What to produce: Scan the entries below. List each line with "that".

Stored data
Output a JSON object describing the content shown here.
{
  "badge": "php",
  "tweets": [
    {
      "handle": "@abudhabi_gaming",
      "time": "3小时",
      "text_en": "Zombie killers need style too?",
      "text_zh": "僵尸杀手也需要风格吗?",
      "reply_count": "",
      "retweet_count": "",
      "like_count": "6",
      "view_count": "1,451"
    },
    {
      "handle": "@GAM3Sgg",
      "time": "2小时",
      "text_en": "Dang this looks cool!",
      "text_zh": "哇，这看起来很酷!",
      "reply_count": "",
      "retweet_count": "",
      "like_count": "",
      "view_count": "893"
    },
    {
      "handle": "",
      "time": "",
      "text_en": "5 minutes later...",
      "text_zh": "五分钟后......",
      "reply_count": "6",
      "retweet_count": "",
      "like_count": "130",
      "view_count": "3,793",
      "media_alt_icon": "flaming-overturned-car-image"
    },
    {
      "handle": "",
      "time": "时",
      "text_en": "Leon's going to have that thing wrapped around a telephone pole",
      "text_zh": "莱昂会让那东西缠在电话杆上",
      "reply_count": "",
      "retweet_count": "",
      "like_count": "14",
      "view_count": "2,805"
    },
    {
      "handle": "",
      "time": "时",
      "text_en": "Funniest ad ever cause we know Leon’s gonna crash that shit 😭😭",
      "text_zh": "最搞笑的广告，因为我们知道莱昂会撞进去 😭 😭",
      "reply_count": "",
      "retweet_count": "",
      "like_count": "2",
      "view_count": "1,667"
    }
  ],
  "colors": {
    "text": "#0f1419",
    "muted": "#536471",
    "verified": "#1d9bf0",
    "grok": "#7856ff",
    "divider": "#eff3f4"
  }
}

Exercise result:
      "text_en": "Leon's going to have that thing wrapped around a telephone pole",
      "text_en": "Funniest ad ever cause we know Leon’s gonna crash that shit 😭😭",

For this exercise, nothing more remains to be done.